#### [Problem description]
Reproduce each of the rows below character for character, keeping every line in the same order.

§ §

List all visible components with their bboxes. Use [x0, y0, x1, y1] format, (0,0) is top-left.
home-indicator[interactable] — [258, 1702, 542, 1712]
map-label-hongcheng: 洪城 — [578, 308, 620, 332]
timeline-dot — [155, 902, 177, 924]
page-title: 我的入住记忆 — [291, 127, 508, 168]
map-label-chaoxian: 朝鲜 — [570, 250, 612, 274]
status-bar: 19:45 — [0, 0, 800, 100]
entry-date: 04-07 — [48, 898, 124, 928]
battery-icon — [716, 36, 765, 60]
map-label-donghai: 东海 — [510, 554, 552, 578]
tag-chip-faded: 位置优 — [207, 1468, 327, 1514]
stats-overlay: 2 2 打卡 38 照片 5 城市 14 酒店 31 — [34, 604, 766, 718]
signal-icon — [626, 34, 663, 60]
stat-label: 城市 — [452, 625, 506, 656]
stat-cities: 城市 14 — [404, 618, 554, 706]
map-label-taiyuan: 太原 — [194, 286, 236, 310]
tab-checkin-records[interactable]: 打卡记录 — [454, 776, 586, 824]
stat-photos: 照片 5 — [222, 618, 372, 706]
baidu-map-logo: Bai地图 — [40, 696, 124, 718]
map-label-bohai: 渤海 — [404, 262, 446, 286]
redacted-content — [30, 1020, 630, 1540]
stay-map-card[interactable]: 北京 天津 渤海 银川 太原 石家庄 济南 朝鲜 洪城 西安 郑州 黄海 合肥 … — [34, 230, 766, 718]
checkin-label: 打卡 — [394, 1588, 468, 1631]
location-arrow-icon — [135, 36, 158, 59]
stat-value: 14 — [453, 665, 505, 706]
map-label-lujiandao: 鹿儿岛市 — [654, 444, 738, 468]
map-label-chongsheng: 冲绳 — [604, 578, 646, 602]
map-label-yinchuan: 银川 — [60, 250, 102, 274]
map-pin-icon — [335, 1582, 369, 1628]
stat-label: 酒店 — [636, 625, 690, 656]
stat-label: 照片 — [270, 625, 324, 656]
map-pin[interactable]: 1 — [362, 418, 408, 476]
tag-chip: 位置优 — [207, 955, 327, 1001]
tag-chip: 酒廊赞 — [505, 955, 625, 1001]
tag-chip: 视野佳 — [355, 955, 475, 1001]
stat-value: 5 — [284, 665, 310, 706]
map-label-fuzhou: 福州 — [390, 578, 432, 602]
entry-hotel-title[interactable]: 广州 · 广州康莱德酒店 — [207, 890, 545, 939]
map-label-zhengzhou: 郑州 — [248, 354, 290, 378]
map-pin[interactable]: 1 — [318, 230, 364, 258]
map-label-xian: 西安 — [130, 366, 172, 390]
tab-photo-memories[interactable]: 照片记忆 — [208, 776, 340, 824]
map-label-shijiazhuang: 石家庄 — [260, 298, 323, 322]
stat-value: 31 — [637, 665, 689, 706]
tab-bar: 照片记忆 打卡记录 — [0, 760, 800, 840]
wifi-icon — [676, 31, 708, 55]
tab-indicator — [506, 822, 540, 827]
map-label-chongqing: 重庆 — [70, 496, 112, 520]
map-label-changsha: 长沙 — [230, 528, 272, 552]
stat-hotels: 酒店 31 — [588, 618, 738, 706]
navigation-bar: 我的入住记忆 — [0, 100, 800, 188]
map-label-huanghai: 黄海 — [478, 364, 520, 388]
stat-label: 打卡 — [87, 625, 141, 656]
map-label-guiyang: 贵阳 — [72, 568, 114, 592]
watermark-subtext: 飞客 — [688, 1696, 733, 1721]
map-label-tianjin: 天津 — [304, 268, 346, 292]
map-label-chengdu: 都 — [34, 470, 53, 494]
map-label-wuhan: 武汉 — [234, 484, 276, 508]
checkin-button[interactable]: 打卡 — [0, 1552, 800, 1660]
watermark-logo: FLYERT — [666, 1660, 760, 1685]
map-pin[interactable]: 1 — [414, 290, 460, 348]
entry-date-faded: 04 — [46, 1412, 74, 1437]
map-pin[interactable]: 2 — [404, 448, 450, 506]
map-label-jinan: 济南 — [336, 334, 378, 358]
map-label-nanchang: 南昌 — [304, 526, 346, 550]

§ §

#### [Answer to this task]
List all visible components with their bboxes. Use [x0, y0, x1, y1] format, (0,0) is top-left.
home-indicator[interactable] — [258, 1702, 542, 1712]
map-label-hongcheng: 洪城 — [578, 308, 620, 332]
timeline-dot — [155, 902, 177, 924]
page-title: 我的入住记忆 — [291, 127, 508, 168]
map-label-chaoxian: 朝鲜 — [570, 250, 612, 274]
status-bar: 19:45 — [0, 0, 800, 100]
entry-date: 04-07 — [48, 898, 124, 928]
battery-icon — [716, 36, 765, 60]
map-label-donghai: 东海 — [510, 554, 552, 578]
tag-chip-faded: 位置优 — [207, 1468, 327, 1514]
stats-overlay: 2 2 打卡 38 照片 5 城市 14 酒店 31 — [34, 604, 766, 718]
signal-icon — [626, 34, 663, 60]
stat-label: 城市 — [452, 625, 506, 656]
stat-cities: 城市 14 — [404, 618, 554, 706]
map-label-taiyuan: 太原 — [194, 286, 236, 310]
tab-checkin-records[interactable]: 打卡记录 — [454, 776, 586, 824]
stat-photos: 照片 5 — [222, 618, 372, 706]
baidu-map-logo: Bai地图 — [40, 696, 124, 718]
map-label-bohai: 渤海 — [404, 262, 446, 286]
redacted-content — [30, 1020, 630, 1540]
stay-map-card[interactable]: 北京 天津 渤海 银川 太原 石家庄 济南 朝鲜 洪城 西安 郑州 黄海 合肥 … — [34, 230, 766, 718]
checkin-label: 打卡 — [394, 1588, 468, 1631]
location-arrow-icon — [135, 36, 158, 59]
stat-value: 14 — [453, 665, 505, 706]
map-label-lujiandao: 鹿儿岛市 — [654, 444, 738, 468]
map-label-chongsheng: 冲绳 — [604, 578, 646, 602]
map-label-yinchuan: 银川 — [60, 250, 102, 274]
map-pin-icon — [335, 1582, 369, 1628]
stat-label: 酒店 — [636, 625, 690, 656]
stat-label: 照片 — [270, 625, 324, 656]
map-pin[interactable]: 1 — [362, 418, 408, 476]
tag-chip: 位置优 — [207, 955, 327, 1001]
tag-chip: 酒廊赞 — [505, 955, 625, 1001]
tag-chip: 视野佳 — [355, 955, 475, 1001]
stat-value: 5 — [284, 665, 310, 706]
map-label-fuzhou: 福州 — [390, 578, 432, 602]
entry-hotel-title[interactable]: 广州 · 广州康莱德酒店 — [207, 890, 545, 939]
map-label-zhengzhou: 郑州 — [248, 354, 290, 378]
map-pin[interactable]: 1 — [318, 230, 364, 258]
map-label-xian: 西安 — [130, 366, 172, 390]
tab-photo-memories[interactable]: 照片记忆 — [208, 776, 340, 824]
map-label-shijiazhuang: 石家庄 — [260, 298, 323, 322]
stat-value: 31 — [637, 665, 689, 706]
tab-bar: 照片记忆 打卡记录 — [0, 760, 800, 840]
wifi-icon — [676, 31, 708, 55]
tab-indicator — [506, 822, 540, 827]
map-label-chongqing: 重庆 — [70, 496, 112, 520]
map-label-changsha: 长沙 — [230, 528, 272, 552]
stat-hotels: 酒店 31 — [588, 618, 738, 706]
navigation-bar: 我的入住记忆 — [0, 100, 800, 188]
map-label-huanghai: 黄海 — [478, 364, 520, 388]
stat-label: 打卡 — [87, 625, 141, 656]
map-label-guiyang: 贵阳 — [72, 568, 114, 592]
watermark-subtext: 飞客 — [688, 1696, 733, 1721]
map-label-tianjin: 天津 — [304, 268, 346, 292]
map-label-chengdu: 都 — [34, 470, 53, 494]
map-label-wuhan: 武汉 — [234, 484, 276, 508]
checkin-button[interactable]: 打卡 — [0, 1552, 800, 1660]
watermark-logo: FLYERT — [666, 1660, 760, 1685]
map-pin[interactable]: 1 — [414, 290, 460, 348]
entry-date-faded: 04 — [46, 1412, 74, 1437]
map-pin[interactable]: 2 — [404, 448, 450, 506]
map-label-jinan: 济南 — [336, 334, 378, 358]
map-label-nanchang: 南昌 — [304, 526, 346, 550]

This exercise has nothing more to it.